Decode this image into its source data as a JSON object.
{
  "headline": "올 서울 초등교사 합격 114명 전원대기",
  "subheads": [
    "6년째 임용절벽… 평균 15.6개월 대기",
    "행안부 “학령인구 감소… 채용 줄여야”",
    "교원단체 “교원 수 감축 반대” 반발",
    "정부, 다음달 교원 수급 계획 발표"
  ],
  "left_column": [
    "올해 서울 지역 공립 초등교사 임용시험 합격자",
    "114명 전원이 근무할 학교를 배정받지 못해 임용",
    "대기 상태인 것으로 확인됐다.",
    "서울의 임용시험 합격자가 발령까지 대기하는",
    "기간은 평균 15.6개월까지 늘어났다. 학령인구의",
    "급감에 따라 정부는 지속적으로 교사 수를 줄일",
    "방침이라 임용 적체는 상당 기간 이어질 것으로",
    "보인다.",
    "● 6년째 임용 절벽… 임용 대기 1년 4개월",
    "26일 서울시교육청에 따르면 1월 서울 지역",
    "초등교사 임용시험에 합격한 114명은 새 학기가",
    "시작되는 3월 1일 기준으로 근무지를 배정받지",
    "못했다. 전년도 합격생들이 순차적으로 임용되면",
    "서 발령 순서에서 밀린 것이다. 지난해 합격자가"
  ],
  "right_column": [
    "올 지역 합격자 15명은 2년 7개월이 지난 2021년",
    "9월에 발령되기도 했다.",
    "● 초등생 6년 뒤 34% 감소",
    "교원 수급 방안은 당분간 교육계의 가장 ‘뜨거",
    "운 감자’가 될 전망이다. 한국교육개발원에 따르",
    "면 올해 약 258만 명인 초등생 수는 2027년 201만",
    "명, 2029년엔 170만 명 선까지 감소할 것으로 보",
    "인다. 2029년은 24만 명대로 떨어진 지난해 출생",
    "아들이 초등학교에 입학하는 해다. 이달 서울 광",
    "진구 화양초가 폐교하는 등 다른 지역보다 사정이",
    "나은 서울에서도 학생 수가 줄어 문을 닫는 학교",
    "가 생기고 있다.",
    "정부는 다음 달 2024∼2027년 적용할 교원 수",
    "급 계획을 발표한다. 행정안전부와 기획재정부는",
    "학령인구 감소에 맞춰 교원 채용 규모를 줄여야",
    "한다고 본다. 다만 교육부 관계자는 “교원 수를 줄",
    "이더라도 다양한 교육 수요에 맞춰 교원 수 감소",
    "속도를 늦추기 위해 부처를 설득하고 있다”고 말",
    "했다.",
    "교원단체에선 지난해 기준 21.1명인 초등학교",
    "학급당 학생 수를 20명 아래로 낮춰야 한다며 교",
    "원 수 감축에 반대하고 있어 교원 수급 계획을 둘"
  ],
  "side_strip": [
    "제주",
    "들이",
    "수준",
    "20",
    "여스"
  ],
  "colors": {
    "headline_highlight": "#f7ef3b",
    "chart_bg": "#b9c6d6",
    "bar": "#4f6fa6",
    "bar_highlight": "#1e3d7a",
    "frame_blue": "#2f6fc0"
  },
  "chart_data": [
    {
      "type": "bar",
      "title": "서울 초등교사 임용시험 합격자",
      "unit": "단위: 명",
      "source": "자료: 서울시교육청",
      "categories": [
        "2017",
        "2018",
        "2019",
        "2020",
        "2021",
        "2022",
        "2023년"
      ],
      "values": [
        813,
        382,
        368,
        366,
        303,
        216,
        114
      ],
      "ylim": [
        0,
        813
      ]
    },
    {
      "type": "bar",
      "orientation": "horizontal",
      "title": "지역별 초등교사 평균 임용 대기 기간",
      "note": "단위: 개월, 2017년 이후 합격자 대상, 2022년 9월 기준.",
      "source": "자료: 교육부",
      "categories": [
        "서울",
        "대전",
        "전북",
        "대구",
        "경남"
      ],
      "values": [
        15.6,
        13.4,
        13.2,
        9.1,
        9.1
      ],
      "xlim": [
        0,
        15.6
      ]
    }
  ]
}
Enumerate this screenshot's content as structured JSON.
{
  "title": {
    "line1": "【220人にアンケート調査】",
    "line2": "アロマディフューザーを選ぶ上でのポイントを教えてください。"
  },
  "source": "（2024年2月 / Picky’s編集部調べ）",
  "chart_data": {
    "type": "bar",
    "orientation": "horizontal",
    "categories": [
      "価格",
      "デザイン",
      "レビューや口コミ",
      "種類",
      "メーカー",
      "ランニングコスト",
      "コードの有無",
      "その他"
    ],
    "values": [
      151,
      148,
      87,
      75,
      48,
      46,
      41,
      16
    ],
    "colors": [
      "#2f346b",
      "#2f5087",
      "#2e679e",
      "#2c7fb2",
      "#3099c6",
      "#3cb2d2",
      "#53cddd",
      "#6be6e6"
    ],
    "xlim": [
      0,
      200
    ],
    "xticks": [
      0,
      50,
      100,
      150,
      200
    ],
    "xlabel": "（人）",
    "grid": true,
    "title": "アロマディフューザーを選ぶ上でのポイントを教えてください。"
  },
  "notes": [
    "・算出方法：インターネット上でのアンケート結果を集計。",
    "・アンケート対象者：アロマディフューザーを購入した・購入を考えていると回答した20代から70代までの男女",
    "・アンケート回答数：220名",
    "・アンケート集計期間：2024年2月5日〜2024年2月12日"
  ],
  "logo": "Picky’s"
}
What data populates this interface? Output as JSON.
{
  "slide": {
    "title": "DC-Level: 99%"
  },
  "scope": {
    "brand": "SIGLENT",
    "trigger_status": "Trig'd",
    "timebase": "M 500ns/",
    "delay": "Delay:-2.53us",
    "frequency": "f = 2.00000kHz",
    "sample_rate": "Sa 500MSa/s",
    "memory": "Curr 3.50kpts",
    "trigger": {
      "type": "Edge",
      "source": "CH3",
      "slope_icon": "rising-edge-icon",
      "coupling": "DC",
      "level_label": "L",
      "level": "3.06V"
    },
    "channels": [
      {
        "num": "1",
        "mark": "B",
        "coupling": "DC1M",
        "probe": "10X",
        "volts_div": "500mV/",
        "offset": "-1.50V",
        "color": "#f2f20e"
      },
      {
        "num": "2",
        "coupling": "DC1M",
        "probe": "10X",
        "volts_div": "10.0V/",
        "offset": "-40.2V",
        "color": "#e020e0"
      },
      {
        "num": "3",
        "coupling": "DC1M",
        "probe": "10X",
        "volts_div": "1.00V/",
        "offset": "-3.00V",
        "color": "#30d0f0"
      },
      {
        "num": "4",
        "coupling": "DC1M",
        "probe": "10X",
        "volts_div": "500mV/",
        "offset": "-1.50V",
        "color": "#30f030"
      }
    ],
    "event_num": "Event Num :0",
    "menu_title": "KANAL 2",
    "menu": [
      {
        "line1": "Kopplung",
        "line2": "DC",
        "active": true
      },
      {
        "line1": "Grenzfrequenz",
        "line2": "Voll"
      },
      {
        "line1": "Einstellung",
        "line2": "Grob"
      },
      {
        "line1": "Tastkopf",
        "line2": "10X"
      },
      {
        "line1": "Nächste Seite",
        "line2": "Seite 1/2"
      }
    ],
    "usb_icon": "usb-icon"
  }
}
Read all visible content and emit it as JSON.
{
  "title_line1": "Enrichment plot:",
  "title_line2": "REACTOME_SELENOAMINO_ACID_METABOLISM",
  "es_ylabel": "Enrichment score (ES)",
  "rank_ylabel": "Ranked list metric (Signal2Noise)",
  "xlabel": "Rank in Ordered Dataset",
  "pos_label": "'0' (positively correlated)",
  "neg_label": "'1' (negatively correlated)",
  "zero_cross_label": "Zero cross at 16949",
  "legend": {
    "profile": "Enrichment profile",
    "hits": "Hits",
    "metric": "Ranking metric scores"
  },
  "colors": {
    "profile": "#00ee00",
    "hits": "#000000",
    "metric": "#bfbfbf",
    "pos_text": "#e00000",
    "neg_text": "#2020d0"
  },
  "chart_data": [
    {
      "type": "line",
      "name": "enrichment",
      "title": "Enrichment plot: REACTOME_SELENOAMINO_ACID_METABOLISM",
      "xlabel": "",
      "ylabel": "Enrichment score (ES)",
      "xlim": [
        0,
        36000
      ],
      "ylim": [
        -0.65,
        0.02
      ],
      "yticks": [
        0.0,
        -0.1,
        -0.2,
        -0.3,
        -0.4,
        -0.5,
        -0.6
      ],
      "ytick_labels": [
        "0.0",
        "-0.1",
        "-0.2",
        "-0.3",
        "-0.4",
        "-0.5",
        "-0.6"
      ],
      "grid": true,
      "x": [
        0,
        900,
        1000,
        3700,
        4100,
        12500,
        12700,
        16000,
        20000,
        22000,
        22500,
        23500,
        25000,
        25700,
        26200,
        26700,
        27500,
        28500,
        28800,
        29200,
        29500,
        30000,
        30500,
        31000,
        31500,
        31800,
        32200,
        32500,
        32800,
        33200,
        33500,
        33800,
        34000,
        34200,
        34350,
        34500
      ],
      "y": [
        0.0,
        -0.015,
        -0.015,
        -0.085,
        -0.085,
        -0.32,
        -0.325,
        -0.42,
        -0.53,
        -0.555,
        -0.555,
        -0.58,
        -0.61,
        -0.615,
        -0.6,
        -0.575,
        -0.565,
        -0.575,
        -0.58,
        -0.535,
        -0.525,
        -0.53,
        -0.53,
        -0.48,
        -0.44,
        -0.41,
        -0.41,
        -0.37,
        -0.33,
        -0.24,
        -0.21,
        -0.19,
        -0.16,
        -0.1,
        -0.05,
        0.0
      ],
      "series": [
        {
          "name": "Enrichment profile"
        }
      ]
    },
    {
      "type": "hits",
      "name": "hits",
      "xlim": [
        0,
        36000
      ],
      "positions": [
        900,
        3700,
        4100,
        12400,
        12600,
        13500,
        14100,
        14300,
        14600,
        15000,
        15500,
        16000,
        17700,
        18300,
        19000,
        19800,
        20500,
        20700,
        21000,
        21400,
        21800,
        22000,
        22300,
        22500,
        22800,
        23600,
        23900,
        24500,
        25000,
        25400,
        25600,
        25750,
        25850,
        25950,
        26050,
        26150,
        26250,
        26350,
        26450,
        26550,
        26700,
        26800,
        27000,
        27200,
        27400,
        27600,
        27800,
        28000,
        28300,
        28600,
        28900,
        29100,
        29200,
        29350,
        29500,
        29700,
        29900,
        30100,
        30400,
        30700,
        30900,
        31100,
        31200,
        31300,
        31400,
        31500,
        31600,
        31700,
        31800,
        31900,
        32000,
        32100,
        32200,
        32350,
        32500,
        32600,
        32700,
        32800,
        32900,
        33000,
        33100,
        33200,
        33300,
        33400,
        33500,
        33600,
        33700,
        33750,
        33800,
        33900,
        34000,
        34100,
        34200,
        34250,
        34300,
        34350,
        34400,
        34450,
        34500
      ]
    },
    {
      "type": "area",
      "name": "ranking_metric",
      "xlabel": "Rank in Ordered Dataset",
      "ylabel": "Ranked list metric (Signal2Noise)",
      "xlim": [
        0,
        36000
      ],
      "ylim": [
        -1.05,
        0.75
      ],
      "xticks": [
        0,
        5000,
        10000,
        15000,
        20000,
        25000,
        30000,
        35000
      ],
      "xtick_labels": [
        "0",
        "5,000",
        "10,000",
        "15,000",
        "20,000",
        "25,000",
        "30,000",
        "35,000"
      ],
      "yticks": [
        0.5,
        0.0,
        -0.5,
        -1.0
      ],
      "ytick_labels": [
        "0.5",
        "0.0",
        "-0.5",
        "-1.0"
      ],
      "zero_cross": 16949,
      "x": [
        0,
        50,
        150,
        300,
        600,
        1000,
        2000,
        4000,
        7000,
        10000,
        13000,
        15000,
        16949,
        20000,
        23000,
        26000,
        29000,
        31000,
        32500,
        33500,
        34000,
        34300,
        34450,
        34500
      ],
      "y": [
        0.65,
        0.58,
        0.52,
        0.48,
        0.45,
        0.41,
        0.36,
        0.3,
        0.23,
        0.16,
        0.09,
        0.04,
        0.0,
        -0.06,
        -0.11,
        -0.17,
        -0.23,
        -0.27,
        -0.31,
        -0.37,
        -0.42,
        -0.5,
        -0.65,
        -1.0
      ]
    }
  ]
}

Task prompt
Pull out all lines in the data above that include "plot".

Solution below
  "title_line1": "Enrichment plot:",
      "title": "Enrichment plot: REACTOME_SELENOAMINO_ACID_METABOLISM",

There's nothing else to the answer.